» **PROVIDED ENTRIES**:
((

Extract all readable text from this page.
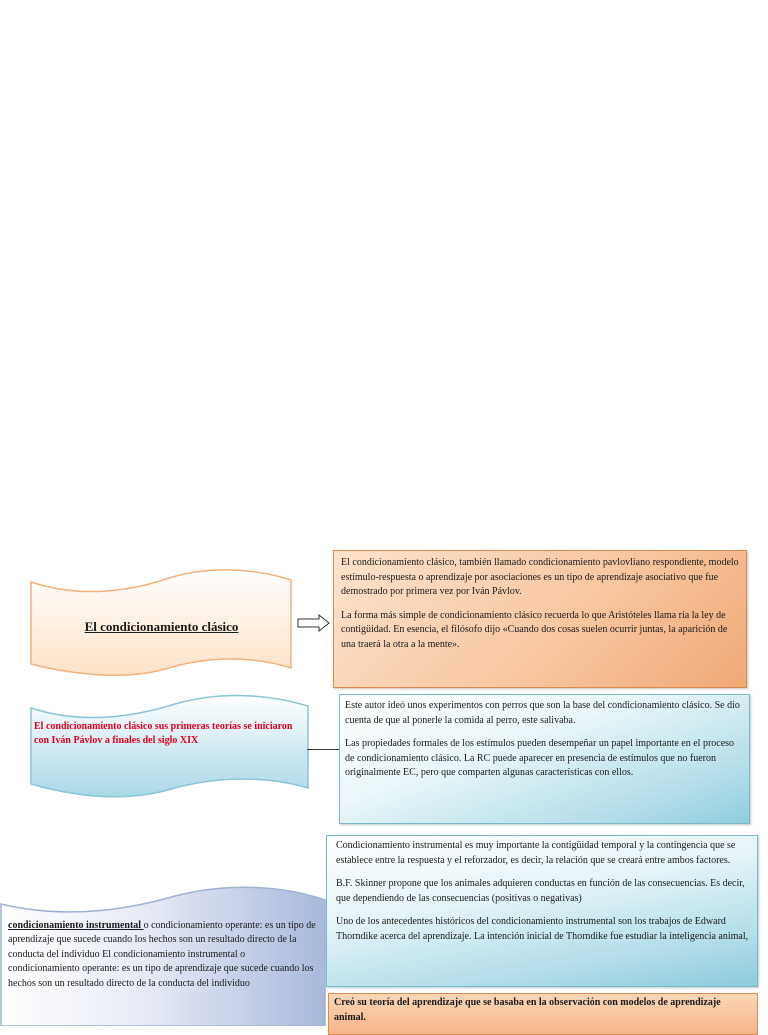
El condicionamiento clásico

El condicionamiento clásico, también llamado condicionamiento pavlovliano respondiente, modelo estímulo-respuesta o aprendizaje por asociaciones es un tipo de aprendizaje asociativo que fue demostrado por primera vez por Iván Pávlov.

La forma más simple de condicionamiento clásico recuerda lo que Aristóteles llama ría la ley de contigüidad. En esencia, el filósofo dijo «Cuando dos cosas suelen ocurrir juntas, la aparición de una traerá la otra a la mente».

El condicionamiento clásico sus primeras teorías se iniciaron con Iván Pávlov a finales del siglo XIX

Este autor ideó unos experimentos con perros que son la base del condicionamiento clásico. Se dio cuenta de que al ponerle la comida al perro, este salivaba.

Las propiedades formales de los estímulos pueden desempeñar un papel importante en el proceso de condicionamiento clásico. La RC puede aparecer en presencia de estímulos que no fueron originalmente EC, pero que comparten algunas características con ellos.

condicionamiento instrumental o condicionamiento operante: es un tipo de aprendizaje que sucede cuando los hechos son un resultado directo de la conducta del individuo El condicionamiento instrumental o condicionamiento operante: es un tipo de aprendizaje que sucede cuando los hechos son un resultado directo de la conducta del individuo

Condicionamiento instrumental es muy importante la contigüidad temporal y la contingencia que se establece entre la respuesta y el reforzador, es decir, la relación que se creará entre ambos factores.

B.F. Skinner propone que los animales adquieren conductas en función de las consecuencias. Es decir, que dependiendo de las consecuencias (positivas o negativas)

Uno de los antecedentes históricos del condicionamiento instrumental son los trabajos de Edward Thorndike acerca del aprendizaje. La intención inicial de Thorndike fue estudiar la inteligencia animal,

Creó su teoría del aprendizaje que se basaba en la observación con modelos de aprendizaje animal.
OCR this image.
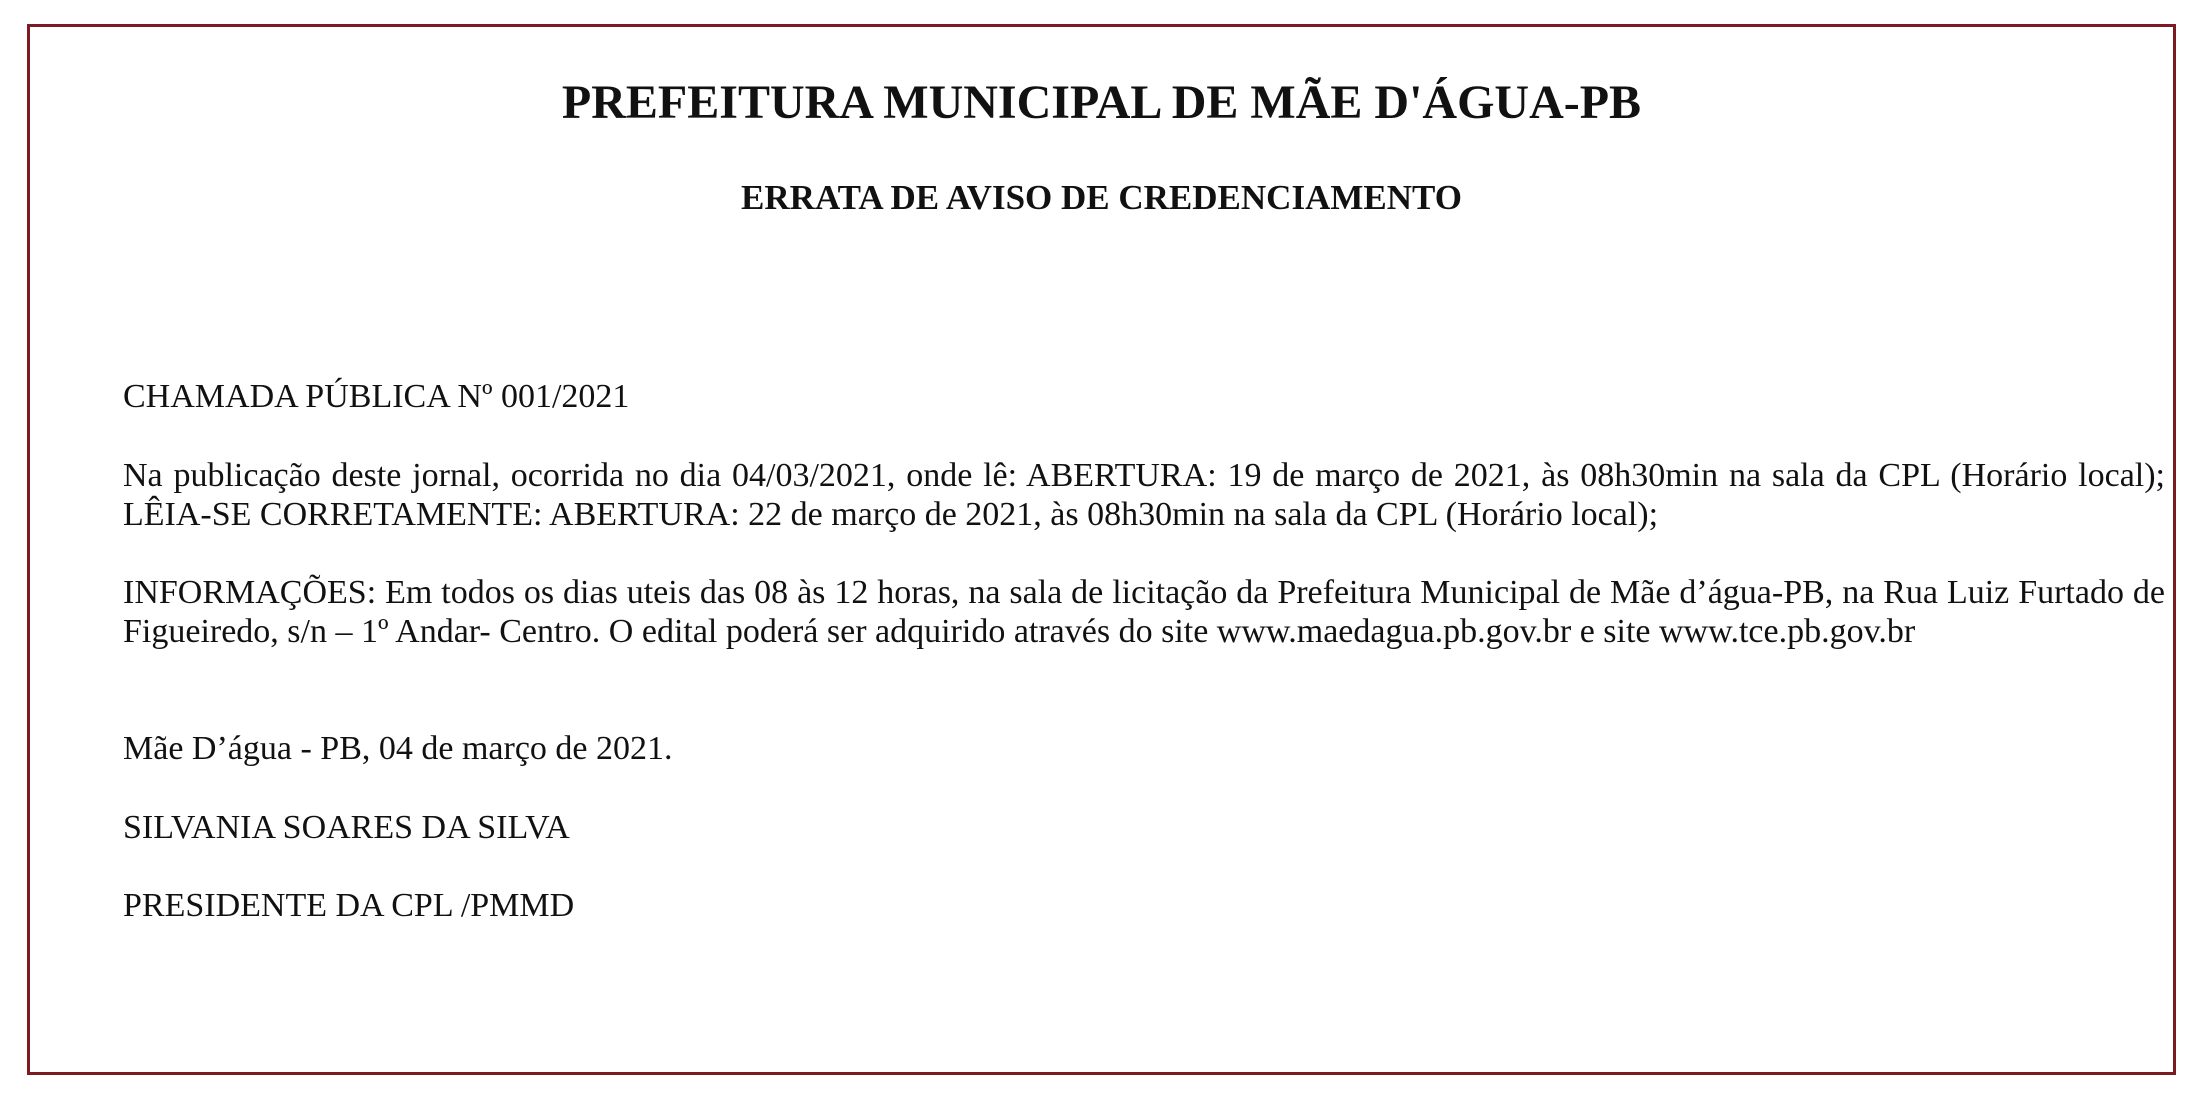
PREFEITURA MUNICIPAL DE MÃE D'ÁGUA-PB
ERRATA DE AVISO DE CREDENCIAMENTO

CHAMADA PÚBLICA Nº 001/2021

Na publicação deste jornal, ocorrida no dia 04/03/2021, onde lê: ABERTURA: 19 de março de 2021, às 08h30min na sala da CPL (Horário local); LÊIA-SE CORRETAMENTE: ABERTURA: 22 de março de 2021, às 08h30min na sala da CPL (Horário local);

INFORMAÇÕES: Em todos os dias uteis das 08 às 12 horas, na sala de licitação da Prefeitura Municipal de Mãe d’água-PB, na Rua Luiz Furtado de Figueiredo, s/n – 1º Andar- Centro. O edital poderá ser adquirido através do site www.maedagua.pb.gov.br e site www.tce.pb.gov.br

Mãe D’água - PB, 04 de março de 2021.

SILVANIA SOARES DA SILVA

PRESIDENTE DA CPL /PMMD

))

» **AIM OF THE EXERCISE**:
Return all lines containing "Iván".

» **SOLVED EXERCISE**:
El condicionamiento clásico, también llamado condicionamiento pavlovliano respondiente, modelo estímulo-respuesta o aprendizaje por asociaciones es un tipo de aprendizaje asociativo que fue demostrado por primera vez por Iván Pávlov.
El condicionamiento clásico sus primeras teorías se iniciaron con Iván Pávlov a finales del siglo XIX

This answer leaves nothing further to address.